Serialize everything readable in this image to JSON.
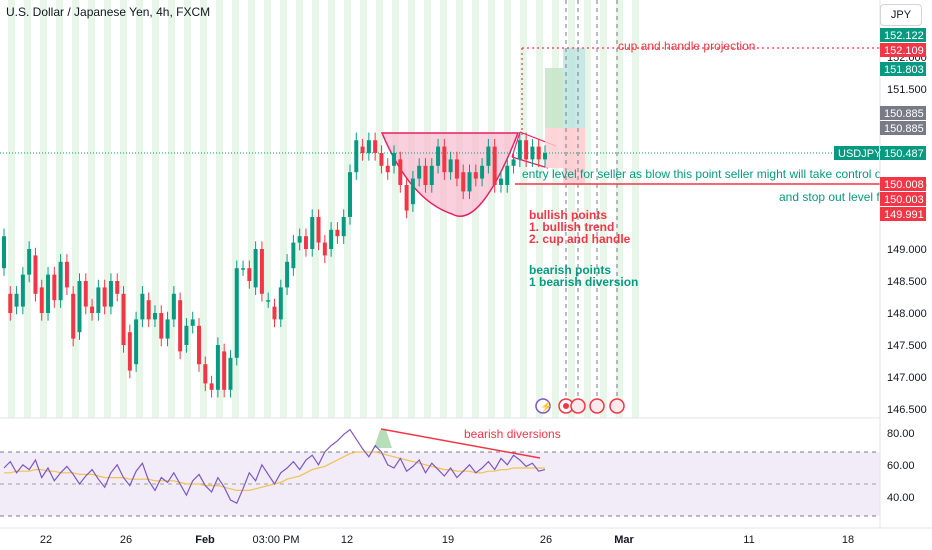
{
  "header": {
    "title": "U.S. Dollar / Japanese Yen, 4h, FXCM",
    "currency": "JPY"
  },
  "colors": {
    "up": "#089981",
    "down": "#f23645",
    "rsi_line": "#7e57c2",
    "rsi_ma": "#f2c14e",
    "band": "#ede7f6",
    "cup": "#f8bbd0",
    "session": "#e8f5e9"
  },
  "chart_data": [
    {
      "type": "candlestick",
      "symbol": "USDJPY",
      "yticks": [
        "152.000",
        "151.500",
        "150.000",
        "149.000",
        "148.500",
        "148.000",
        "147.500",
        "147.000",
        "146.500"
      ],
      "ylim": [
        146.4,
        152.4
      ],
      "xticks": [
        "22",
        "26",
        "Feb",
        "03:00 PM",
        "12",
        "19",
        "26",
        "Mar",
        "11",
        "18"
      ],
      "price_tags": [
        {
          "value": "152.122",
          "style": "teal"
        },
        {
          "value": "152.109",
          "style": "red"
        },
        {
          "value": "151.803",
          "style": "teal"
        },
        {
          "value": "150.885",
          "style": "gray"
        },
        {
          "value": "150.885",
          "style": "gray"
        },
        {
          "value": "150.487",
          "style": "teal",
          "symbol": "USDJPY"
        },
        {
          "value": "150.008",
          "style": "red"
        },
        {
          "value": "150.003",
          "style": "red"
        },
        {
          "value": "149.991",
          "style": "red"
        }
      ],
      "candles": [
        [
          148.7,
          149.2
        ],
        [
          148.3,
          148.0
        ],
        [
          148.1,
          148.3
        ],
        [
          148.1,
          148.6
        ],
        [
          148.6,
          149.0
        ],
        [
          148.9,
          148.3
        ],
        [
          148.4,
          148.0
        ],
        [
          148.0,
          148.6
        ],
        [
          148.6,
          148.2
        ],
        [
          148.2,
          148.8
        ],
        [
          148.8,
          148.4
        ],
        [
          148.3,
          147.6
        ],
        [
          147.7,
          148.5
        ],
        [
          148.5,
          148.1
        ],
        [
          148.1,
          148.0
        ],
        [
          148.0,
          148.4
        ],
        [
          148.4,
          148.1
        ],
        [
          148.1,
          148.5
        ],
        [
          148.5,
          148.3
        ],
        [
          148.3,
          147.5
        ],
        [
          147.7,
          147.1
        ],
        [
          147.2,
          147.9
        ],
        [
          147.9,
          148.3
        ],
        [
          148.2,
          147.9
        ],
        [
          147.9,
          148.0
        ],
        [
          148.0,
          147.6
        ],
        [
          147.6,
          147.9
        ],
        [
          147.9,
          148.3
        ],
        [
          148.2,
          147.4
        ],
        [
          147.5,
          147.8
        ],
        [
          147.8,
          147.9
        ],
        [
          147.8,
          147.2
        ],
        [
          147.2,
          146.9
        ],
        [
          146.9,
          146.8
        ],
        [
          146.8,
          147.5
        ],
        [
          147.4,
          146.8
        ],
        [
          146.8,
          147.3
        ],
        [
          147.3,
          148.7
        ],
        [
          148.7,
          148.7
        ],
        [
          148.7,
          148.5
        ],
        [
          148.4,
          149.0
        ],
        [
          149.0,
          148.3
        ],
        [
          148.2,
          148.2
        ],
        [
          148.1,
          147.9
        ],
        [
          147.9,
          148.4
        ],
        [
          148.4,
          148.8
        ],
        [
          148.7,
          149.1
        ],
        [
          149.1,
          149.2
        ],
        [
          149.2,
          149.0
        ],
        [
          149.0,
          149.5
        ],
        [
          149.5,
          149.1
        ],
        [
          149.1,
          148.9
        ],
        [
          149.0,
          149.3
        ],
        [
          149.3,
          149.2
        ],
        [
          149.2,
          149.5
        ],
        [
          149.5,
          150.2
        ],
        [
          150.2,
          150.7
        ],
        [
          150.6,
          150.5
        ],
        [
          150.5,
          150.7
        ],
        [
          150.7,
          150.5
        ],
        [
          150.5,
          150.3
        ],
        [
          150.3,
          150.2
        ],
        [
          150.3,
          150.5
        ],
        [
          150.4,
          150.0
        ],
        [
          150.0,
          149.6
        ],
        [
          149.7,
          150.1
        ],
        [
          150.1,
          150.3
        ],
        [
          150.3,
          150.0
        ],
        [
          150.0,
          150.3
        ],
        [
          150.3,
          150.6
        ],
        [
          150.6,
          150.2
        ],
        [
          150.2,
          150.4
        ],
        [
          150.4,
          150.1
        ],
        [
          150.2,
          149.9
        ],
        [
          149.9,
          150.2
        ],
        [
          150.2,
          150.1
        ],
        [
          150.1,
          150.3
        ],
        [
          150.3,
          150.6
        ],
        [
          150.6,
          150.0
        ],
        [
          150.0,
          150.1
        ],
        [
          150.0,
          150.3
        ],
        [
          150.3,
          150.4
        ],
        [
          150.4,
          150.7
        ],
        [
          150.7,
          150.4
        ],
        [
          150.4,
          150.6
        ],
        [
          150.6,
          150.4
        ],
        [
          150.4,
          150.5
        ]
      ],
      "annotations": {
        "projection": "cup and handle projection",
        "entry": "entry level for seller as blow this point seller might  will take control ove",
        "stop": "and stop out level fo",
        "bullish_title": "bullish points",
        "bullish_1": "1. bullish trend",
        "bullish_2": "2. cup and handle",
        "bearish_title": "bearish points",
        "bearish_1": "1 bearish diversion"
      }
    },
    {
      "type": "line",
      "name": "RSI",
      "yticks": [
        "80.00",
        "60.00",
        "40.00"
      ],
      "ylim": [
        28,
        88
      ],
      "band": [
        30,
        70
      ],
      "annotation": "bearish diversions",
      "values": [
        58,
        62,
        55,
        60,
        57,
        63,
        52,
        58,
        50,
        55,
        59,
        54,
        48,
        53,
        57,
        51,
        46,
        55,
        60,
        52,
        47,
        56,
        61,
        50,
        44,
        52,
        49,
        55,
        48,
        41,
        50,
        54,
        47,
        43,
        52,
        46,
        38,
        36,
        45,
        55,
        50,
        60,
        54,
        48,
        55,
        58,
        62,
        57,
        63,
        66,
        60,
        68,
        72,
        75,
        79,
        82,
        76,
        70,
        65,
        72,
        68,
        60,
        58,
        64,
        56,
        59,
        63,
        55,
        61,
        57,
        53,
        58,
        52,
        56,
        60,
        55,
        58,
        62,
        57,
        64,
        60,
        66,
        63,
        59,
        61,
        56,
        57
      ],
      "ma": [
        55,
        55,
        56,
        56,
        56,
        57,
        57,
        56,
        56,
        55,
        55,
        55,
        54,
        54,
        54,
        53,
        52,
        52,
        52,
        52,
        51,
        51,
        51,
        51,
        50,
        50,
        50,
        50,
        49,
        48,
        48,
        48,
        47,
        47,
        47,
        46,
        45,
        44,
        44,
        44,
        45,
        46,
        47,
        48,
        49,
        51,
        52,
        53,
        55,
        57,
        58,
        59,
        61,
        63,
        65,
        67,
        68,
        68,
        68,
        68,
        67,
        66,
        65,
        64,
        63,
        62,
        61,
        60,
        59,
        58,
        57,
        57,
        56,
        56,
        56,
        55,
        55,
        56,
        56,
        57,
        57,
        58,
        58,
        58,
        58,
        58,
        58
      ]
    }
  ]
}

..............................

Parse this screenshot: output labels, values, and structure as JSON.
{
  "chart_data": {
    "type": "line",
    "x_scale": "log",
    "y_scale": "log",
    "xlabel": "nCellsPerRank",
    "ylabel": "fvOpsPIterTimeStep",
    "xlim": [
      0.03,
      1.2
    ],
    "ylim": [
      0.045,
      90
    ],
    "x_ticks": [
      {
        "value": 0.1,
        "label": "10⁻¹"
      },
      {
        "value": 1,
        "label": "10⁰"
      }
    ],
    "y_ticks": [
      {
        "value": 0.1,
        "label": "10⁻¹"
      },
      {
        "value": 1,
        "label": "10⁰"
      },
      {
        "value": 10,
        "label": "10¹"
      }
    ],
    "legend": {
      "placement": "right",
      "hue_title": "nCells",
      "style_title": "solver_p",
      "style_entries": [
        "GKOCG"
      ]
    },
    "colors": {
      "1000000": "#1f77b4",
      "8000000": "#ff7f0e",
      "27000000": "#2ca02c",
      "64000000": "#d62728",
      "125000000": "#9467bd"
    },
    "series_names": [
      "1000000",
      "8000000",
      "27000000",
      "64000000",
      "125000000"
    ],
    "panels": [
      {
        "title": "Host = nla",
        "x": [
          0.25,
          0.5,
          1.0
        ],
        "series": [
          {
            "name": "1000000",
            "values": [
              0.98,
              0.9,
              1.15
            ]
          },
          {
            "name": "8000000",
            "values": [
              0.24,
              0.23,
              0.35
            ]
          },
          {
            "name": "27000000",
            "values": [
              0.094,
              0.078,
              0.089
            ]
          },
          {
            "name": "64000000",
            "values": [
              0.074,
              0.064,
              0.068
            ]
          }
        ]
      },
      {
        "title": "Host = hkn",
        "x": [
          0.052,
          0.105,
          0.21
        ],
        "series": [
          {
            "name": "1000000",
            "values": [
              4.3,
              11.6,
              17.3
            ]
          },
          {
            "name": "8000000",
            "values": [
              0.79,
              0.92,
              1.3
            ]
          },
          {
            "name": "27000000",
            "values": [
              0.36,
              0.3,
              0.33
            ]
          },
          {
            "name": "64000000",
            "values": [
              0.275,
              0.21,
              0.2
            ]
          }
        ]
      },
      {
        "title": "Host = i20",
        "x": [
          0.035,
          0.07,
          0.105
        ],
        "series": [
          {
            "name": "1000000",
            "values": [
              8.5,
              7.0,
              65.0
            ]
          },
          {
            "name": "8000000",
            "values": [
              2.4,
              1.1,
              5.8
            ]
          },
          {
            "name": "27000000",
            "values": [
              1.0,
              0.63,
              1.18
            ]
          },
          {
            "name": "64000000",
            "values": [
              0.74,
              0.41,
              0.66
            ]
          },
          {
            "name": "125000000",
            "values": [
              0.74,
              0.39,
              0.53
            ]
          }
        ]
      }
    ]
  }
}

..............................

Copy out every line where the word "level" occurs.

        "entry": "entry level for seller as blow this point seller might  will take control ove",
        "stop": "and stop out level fo",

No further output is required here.